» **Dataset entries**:
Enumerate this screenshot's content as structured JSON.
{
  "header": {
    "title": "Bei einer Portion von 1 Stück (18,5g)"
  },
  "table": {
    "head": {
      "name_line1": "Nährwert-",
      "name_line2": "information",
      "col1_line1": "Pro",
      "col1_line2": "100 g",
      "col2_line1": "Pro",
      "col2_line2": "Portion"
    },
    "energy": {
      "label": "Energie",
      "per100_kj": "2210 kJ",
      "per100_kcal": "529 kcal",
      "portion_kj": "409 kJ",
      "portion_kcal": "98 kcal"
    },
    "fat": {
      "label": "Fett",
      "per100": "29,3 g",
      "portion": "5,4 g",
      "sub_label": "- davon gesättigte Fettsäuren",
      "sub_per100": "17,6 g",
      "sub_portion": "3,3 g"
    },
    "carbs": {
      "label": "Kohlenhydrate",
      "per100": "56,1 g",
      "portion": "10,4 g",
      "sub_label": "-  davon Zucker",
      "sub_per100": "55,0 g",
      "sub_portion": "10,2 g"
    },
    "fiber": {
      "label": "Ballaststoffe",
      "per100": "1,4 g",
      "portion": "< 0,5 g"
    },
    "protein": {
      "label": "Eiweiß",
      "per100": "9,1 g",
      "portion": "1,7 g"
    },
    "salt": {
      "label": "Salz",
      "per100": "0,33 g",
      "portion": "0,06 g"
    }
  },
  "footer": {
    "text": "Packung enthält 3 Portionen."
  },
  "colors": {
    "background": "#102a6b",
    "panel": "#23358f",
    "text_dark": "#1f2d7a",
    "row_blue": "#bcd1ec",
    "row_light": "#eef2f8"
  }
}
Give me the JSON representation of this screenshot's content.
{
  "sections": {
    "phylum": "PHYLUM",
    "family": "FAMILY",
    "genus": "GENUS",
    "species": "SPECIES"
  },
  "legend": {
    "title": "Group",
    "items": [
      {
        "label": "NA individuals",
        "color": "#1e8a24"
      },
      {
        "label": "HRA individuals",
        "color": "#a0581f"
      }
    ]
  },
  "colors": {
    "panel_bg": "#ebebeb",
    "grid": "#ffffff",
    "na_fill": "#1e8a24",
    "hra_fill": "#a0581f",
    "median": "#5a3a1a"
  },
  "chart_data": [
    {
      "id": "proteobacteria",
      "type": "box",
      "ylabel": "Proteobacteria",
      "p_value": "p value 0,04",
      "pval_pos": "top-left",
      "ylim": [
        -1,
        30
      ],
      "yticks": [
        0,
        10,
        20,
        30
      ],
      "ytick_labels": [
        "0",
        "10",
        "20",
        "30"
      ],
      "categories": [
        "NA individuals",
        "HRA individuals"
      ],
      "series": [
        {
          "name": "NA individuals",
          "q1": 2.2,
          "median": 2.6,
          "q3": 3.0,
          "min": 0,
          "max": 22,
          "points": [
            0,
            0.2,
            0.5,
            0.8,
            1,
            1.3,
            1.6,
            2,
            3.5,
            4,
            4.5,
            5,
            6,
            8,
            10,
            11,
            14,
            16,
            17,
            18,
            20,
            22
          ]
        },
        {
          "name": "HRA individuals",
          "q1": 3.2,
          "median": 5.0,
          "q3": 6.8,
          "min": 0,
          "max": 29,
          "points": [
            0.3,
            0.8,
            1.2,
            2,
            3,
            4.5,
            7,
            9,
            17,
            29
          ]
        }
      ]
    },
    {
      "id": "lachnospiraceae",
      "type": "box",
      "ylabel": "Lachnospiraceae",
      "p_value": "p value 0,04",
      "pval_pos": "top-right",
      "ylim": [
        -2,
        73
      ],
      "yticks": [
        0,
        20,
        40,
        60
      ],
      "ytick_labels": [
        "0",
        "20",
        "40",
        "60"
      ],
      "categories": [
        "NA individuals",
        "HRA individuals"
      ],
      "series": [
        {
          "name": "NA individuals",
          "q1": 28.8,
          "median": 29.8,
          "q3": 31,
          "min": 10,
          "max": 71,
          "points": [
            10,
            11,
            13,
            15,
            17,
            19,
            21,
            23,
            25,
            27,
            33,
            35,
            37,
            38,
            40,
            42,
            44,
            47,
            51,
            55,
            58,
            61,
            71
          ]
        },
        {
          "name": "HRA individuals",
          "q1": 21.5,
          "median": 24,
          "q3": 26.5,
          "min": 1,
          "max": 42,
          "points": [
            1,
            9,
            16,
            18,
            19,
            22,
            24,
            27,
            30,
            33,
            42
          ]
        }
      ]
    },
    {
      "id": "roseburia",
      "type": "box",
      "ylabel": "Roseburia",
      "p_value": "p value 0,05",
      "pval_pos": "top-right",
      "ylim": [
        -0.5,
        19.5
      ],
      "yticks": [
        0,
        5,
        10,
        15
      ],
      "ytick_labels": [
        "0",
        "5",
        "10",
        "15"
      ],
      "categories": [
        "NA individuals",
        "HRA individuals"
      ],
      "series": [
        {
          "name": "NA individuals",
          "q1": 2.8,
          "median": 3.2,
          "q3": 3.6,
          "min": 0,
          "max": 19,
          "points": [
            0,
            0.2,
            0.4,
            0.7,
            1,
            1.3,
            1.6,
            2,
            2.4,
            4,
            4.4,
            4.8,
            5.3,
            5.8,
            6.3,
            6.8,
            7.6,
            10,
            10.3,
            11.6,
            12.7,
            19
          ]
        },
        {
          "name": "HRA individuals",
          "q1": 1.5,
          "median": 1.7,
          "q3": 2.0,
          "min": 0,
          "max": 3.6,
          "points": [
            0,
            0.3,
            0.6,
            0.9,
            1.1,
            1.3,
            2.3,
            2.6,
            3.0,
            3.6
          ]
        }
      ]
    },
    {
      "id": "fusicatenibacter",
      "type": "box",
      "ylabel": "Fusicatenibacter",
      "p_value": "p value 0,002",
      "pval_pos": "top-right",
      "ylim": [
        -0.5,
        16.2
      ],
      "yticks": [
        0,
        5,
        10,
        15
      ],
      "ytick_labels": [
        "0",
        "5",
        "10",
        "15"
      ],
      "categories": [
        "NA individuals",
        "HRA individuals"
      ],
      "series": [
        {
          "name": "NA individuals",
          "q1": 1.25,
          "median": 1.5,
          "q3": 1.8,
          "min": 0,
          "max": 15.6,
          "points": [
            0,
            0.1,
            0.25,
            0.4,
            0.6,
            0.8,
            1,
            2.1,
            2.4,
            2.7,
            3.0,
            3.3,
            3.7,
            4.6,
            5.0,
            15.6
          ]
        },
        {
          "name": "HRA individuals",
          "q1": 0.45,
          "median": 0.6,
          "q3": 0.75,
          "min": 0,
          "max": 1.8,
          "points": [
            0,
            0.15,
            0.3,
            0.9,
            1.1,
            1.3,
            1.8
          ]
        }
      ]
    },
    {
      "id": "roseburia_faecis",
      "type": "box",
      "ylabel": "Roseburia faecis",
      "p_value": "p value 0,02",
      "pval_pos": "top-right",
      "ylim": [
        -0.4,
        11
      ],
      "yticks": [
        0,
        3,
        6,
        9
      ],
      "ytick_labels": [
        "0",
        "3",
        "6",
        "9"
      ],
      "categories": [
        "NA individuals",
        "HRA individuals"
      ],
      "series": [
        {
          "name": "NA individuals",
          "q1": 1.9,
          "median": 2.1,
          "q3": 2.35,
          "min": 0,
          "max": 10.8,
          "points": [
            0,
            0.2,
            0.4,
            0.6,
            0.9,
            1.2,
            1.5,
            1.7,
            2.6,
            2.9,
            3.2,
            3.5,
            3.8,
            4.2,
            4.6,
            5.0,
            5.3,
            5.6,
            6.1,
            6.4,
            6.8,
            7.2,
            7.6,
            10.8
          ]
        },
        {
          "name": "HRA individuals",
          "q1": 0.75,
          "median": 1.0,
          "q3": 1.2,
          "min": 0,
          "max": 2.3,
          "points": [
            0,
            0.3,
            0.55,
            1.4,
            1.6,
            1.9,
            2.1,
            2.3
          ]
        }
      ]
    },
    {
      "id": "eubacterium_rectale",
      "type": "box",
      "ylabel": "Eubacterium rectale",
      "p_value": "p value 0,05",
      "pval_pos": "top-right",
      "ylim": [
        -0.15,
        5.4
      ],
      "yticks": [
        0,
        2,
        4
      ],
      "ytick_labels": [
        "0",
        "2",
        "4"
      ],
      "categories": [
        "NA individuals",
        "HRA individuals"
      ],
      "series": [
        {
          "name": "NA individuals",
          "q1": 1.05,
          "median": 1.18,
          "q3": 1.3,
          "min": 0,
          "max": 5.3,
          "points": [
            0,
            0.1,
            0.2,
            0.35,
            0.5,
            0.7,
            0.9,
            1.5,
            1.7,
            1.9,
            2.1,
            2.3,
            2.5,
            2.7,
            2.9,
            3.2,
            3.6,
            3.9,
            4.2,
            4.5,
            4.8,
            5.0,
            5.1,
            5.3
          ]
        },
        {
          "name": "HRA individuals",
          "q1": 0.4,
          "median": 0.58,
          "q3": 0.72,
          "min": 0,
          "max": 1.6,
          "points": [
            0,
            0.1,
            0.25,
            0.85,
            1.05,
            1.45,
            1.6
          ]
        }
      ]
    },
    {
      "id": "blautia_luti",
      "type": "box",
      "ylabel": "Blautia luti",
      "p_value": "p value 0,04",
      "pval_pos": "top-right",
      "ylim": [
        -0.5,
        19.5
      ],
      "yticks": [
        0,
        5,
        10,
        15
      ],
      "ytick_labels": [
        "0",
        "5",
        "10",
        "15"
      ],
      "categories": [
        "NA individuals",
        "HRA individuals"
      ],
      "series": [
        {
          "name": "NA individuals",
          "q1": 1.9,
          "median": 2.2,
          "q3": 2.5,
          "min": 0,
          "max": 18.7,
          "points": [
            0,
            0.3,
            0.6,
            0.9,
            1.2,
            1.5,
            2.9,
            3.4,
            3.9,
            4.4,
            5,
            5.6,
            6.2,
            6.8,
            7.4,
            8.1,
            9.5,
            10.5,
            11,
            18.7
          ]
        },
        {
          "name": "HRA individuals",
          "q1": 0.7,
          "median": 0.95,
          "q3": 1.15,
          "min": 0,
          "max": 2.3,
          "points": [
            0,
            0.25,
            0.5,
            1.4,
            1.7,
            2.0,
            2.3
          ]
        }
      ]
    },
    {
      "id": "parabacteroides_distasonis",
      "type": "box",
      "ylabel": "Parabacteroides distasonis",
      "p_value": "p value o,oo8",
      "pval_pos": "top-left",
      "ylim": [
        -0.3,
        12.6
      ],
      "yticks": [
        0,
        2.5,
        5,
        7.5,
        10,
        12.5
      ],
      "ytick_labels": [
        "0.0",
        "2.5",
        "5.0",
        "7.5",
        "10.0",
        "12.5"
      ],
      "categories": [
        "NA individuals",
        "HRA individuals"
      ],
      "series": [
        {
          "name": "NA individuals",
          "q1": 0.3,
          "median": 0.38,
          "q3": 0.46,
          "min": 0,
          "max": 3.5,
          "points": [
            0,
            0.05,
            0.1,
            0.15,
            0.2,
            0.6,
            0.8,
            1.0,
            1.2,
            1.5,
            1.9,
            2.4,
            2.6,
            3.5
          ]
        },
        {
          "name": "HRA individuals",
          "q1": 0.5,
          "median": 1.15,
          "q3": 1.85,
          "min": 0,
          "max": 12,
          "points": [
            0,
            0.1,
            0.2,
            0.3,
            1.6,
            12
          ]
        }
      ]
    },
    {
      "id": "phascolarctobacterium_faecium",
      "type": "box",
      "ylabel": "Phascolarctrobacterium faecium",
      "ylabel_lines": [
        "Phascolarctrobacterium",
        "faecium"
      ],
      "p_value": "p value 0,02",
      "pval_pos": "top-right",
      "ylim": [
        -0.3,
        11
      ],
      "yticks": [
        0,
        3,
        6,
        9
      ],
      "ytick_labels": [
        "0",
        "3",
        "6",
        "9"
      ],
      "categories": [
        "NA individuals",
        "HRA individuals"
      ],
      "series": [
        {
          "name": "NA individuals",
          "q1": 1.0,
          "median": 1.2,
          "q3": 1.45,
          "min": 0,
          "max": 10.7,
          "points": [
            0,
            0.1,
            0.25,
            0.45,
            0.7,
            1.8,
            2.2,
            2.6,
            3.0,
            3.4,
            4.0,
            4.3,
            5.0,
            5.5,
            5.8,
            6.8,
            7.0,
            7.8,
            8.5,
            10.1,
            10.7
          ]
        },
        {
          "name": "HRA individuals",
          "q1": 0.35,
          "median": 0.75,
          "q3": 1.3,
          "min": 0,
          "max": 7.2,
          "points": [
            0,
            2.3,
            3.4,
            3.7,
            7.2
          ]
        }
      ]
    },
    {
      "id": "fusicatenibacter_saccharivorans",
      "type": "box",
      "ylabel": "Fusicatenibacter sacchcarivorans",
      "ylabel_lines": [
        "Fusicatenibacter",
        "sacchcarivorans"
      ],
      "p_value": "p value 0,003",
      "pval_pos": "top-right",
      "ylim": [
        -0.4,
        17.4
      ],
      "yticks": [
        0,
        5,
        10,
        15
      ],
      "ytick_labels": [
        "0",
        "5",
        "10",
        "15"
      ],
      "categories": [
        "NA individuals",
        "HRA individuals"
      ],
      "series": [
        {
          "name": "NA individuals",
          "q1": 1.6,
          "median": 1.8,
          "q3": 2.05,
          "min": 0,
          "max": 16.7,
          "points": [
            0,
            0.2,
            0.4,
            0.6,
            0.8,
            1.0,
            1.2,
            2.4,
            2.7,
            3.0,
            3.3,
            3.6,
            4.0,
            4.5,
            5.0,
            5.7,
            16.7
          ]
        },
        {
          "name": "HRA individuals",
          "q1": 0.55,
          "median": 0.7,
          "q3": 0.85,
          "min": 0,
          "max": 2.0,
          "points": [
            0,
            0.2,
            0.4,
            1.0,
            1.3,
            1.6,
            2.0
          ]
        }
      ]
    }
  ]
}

» **Activity**:
Where a line in the records above contains the string "screenshot", return that line.

» **Answer to this problem**:
Enumerate this screenshot's content as structured JSON.
Give me the JSON representation of this screenshot's content.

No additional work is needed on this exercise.